* Begin Data lines *

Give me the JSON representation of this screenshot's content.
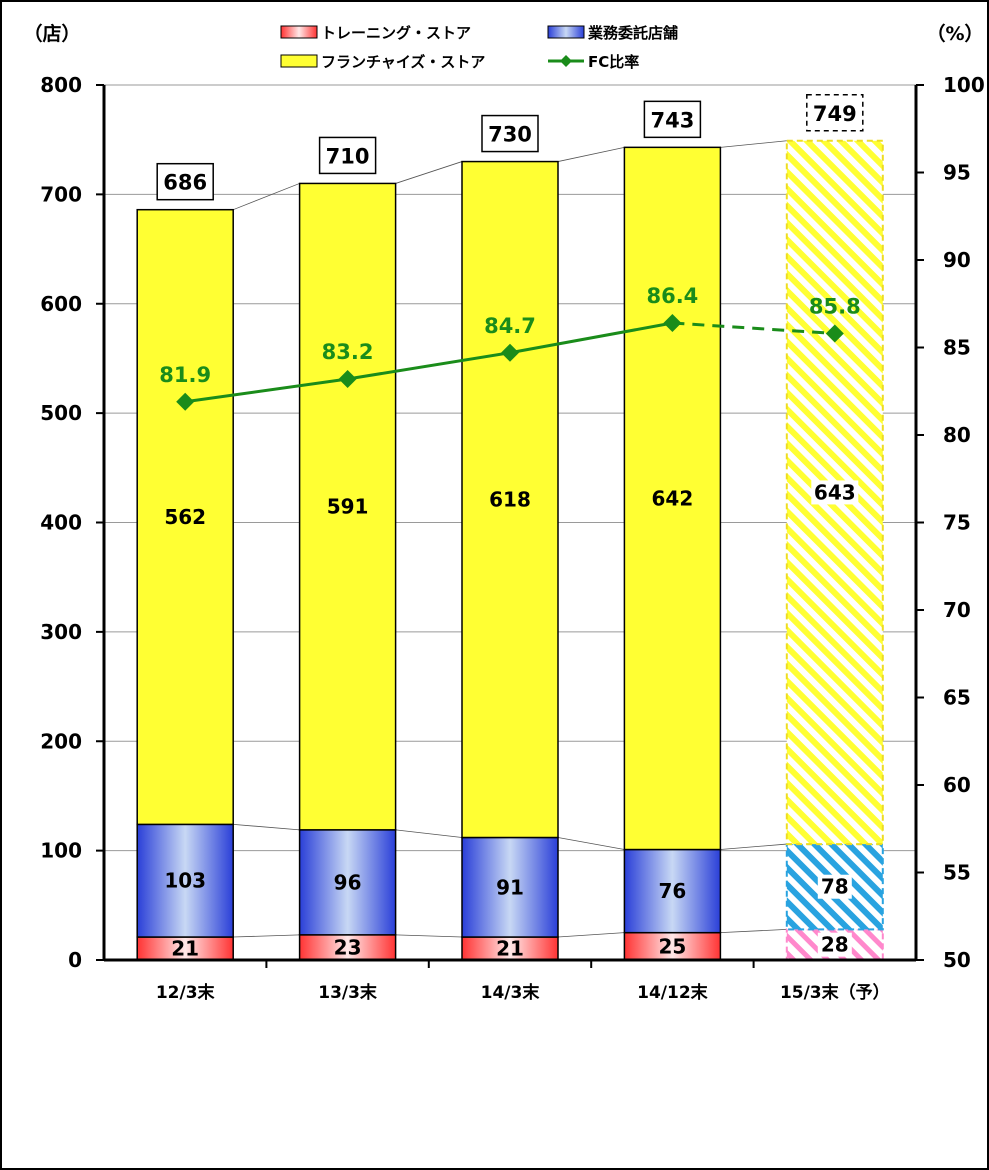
{
  "chart_data": {
    "type": "bar",
    "categories": [
      "12/3末",
      "13/3末",
      "14/3末",
      "14/12末",
      "15/3末（予）"
    ],
    "series": [
      {
        "name": "トレーニング・ストア",
        "values": [
          21,
          23,
          21,
          25,
          28
        ],
        "color": "#ff3333"
      },
      {
        "name": "業務委託店舗",
        "values": [
          103,
          96,
          91,
          76,
          78
        ],
        "color": "#2a3fd8"
      },
      {
        "name": "フランチャイズ・ストア",
        "values": [
          562,
          591,
          618,
          642,
          643
        ],
        "color": "#ffff33"
      }
    ],
    "line_series": {
      "name": "FC比率",
      "values": [
        81.9,
        83.2,
        84.7,
        86.4,
        85.8
      ],
      "color": "#1a8c1a"
    },
    "totals": [
      686,
      710,
      730,
      743,
      749
    ],
    "forecast_index": 4,
    "y_left": {
      "unit": "（店）",
      "ylim": [
        0,
        800
      ],
      "ticks": [
        0,
        100,
        200,
        300,
        400,
        500,
        600,
        700,
        800
      ]
    },
    "y_right": {
      "unit": "（%）",
      "ylim": [
        50,
        100
      ],
      "ticks": [
        50,
        55,
        60,
        65,
        70,
        75,
        80,
        85,
        90,
        95,
        100
      ]
    },
    "grid": true,
    "legend_position": "top"
  }
}
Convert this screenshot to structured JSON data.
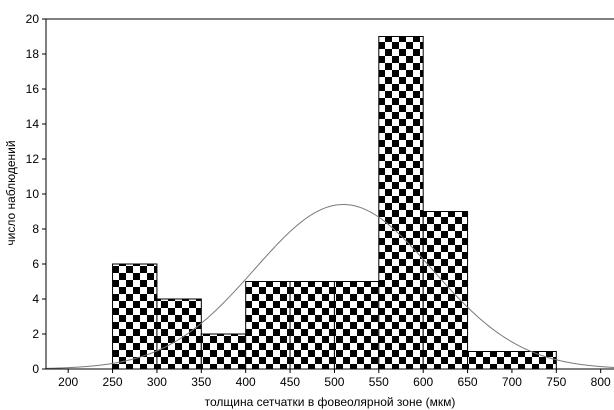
{
  "chart_data": {
    "type": "bar",
    "subtype": "histogram",
    "title": "",
    "xlabel": "толщина сетчатки в фовеолярной зоне (мкм)",
    "ylabel": "число наблюдений",
    "xlim": [
      175,
      815
    ],
    "ylim": [
      0,
      20
    ],
    "xticks": [
      200,
      250,
      300,
      350,
      400,
      450,
      500,
      550,
      600,
      650,
      700,
      750,
      800
    ],
    "yticks": [
      0,
      2,
      4,
      6,
      8,
      10,
      12,
      14,
      16,
      18,
      20
    ],
    "bins": [
      {
        "from": 250,
        "to": 300,
        "count": 6
      },
      {
        "from": 300,
        "to": 350,
        "count": 4
      },
      {
        "from": 350,
        "to": 400,
        "count": 2
      },
      {
        "from": 400,
        "to": 450,
        "count": 5
      },
      {
        "from": 450,
        "to": 500,
        "count": 5
      },
      {
        "from": 500,
        "to": 550,
        "count": 5
      },
      {
        "from": 550,
        "to": 600,
        "count": 19
      },
      {
        "from": 600,
        "to": 650,
        "count": 9
      },
      {
        "from": 650,
        "to": 750,
        "count": 1
      }
    ],
    "fit_curve": {
      "type": "normal",
      "mean": 510,
      "sd": 100,
      "peak": 9.4
    },
    "grid": false,
    "legend": "none",
    "bar_fill": "checkerboard",
    "colors": {
      "bar_dark": "#000000",
      "bar_light": "#ffffff",
      "bar_stroke": "#000000",
      "curve": "#7a7a7a",
      "axis": "#000000"
    }
  }
}
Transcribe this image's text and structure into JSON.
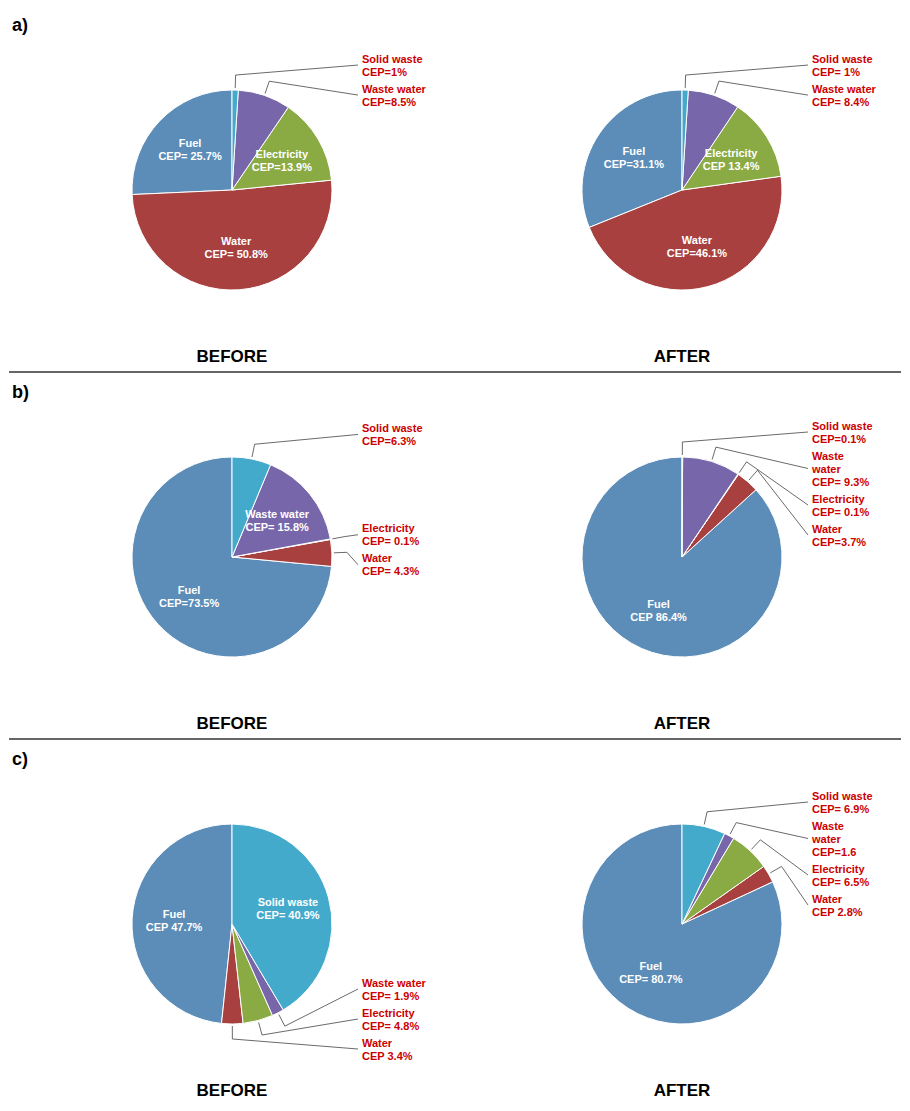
{
  "chart_data": [
    {
      "type": "pie",
      "title": "BEFORE",
      "subtitle": "a)",
      "values": [
        25.7,
        50.8,
        13.9,
        8.5,
        1.0
      ],
      "colors": [
        "#5B8DB8",
        "#A84040",
        "#8AAA44",
        "#7766AA",
        "#44AACC"
      ],
      "data_labels": true,
      "value_labels": [
        "Fuel\nCEP= 25.7%",
        "Water\nCEP= 50.8%",
        "Electricity\nCEP=13.9%",
        "Waste water\nCEP=8.5%",
        "Solid waste\nCEP=1%"
      ]
    },
    {
      "type": "pie",
      "title": "AFTER",
      "values": [
        31.1,
        46.1,
        13.4,
        8.4,
        1.0
      ],
      "colors": [
        "#5B8DB8",
        "#A84040",
        "#8AAA44",
        "#7766AA",
        "#44AACC"
      ],
      "data_labels": true,
      "value_labels": [
        "Fuel\nCEP=31.1%",
        "Water\nCEP=46.1%",
        "Electricity\nCEP 13.4%",
        "Waste water\nCEP= 8.4%",
        "Solid waste\nCEP= 1%"
      ]
    },
    {
      "type": "pie",
      "title": "BEFORE",
      "subtitle": "b)",
      "values": [
        73.5,
        4.3,
        0.1,
        15.8,
        6.3
      ],
      "colors": [
        "#5B8DB8",
        "#A84040",
        "#8AAA44",
        "#7766AA",
        "#44AACC"
      ],
      "data_labels": true,
      "value_labels": [
        "Fuel\nCEP=73.5%",
        "Water\nCEP= 4.3%",
        "Electricity\nCEP= 0.1%",
        "Waste water\nCEP= 15.8%",
        "Solid waste\nCEP=6.3%"
      ]
    },
    {
      "type": "pie",
      "title": "AFTER",
      "values": [
        86.4,
        3.7,
        0.1,
        9.3,
        0.1
      ],
      "colors": [
        "#5B8DB8",
        "#A84040",
        "#8AAA44",
        "#7766AA",
        "#44AACC"
      ],
      "data_labels": true,
      "value_labels": [
        "Fuel\nCEP 86.4%",
        "Water\nCEP=3.7%",
        "Electricity\nCEP= 0.1%",
        "Waste\nwater\nCEP= 9.3%",
        "Solid waste\nCEP=0.1%"
      ]
    },
    {
      "type": "pie",
      "title": "BEFORE",
      "subtitle": "c)",
      "values": [
        47.7,
        3.4,
        4.8,
        1.9,
        40.9
      ],
      "colors": [
        "#5B8DB8",
        "#A84040",
        "#8AAA44",
        "#7766AA",
        "#44AACC"
      ],
      "data_labels": true,
      "value_labels": [
        "Fuel\nCEP 47.7%",
        "Water\nCEP 3.4%",
        "Electricity\nCEP= 4.8%",
        "Waste water\nCEP= 1.9%",
        "Solid waste\nCEP= 40.9%"
      ]
    },
    {
      "type": "pie",
      "title": "AFTER",
      "values": [
        80.7,
        2.8,
        6.5,
        1.6,
        6.9
      ],
      "colors": [
        "#5B8DB8",
        "#A84040",
        "#8AAA44",
        "#7766AA",
        "#44AACC"
      ],
      "data_labels": true,
      "value_labels": [
        "Fuel\nCEP= 80.7%",
        "Water\nCEP 2.8%",
        "Electricity\nCEP= 6.5%",
        "Waste\nwater\nCEP=1.6",
        "Solid waste\nCEP= 6.9%"
      ]
    }
  ]
}
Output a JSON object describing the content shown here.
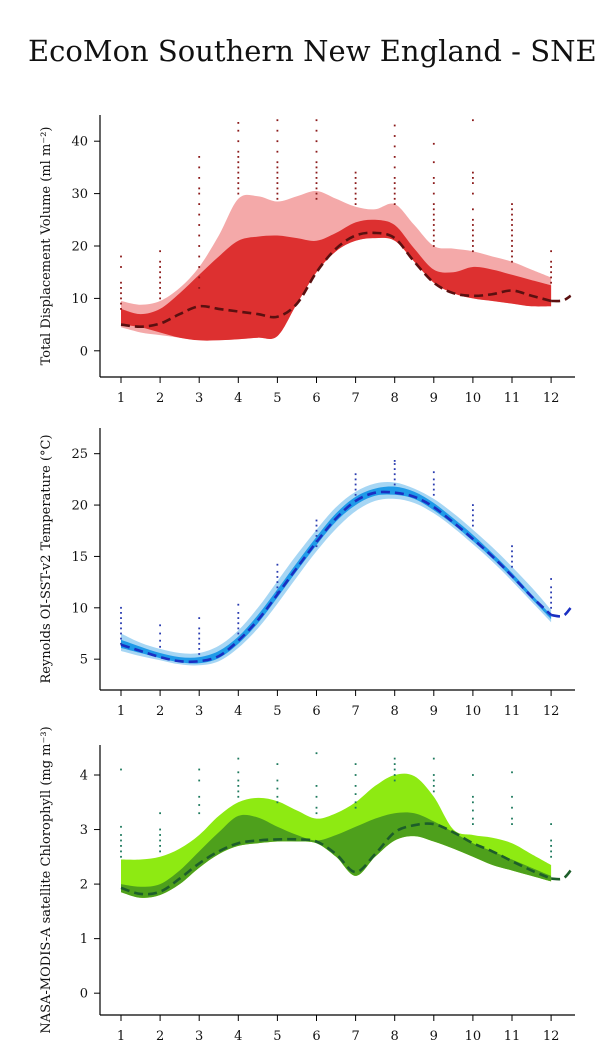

* End Data lines *

#### Problem to solve:
Copy all lines from the material that include "nwater".

#### Exercise response:
        "Waste\nwater\nCEP= 9.3%",
        "Waste\nwater\nCEP=1.6",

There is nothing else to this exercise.